• _PASSAGE PROVIDED_:
┌──
Historic church in Massachusetts, United States

Unitarian Memorial Church is a historic church on 102 Green Street in Fairhaven, Massachusetts, home to the Unitarian Universalist Society of Fairhaven.

The congregation was founded in 1819, moved into the Washington Street Christian Meetinghouse in 1832, and called its first minister in 1840. The Reverend María Uitti McCabe is its currently serving minister, and the Society President is Keith Murphy. UUSF is a member congregation of the Boston-based Unitarian Universalist Association, and a designated GLBTQA Welcoming Congregation, a UUA Honor Congregation, and a part of the Green Sanctuary movement. Services are held in the neo-Gothic sanctuary at 10:00 a.m. from September through mid-June each year. The church was added to the National Register of Historic Places in 1996.
└──
• _DATA_:
┌──
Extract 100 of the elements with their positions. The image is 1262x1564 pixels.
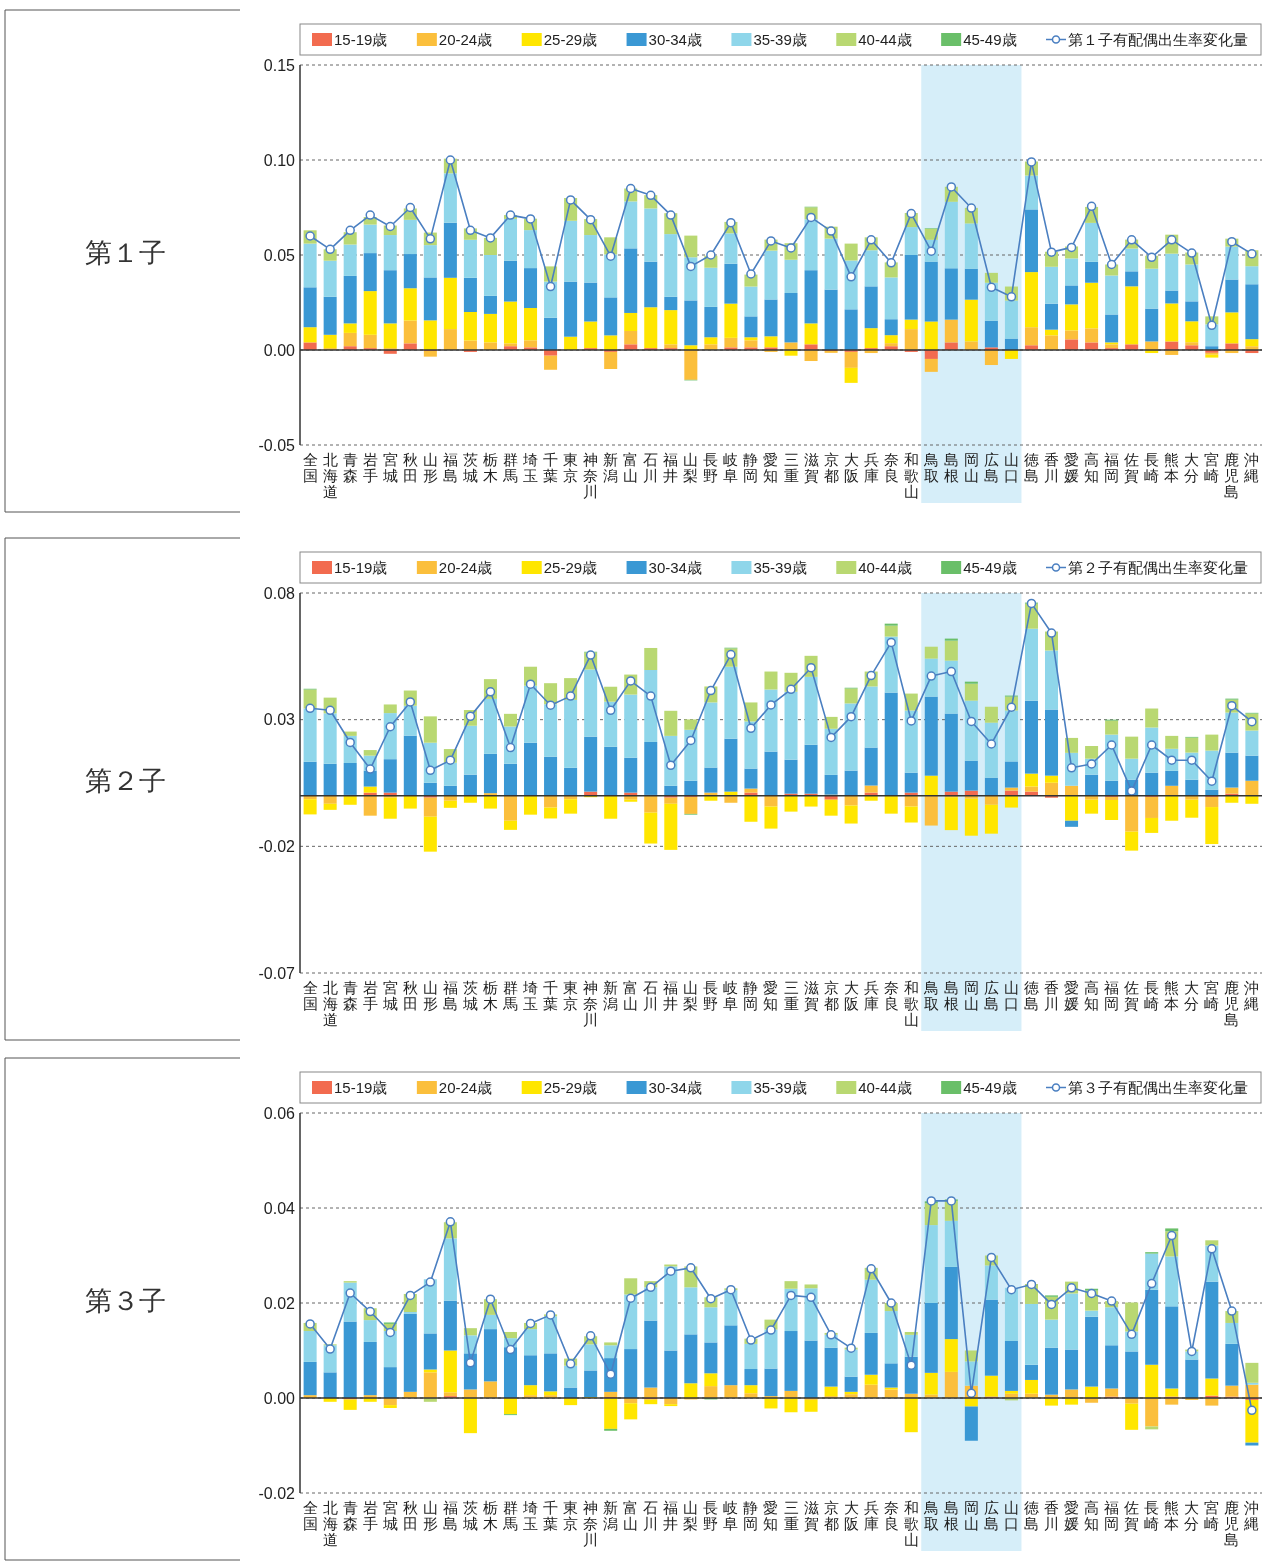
└──
• _EXERCISE PROMPT_: Say whether each statement agrees with the text about Unitarian Memorial Church, giving yes or no and the deciding words of the text, quoted exactly. 1. The congregation was founded in 1832. 2. Services are held in the sanctuary all year round. 3. The church was added to the National Register of Historic Places in 1996.

• _EXERCISE RESPONSE_:
1. No: "The congregation was founded in 1819"
2. No: "at 10:00 a.m. from September through mid-June each year"
3. Yes: "The church was added to the National Register of Historic Places in 1996."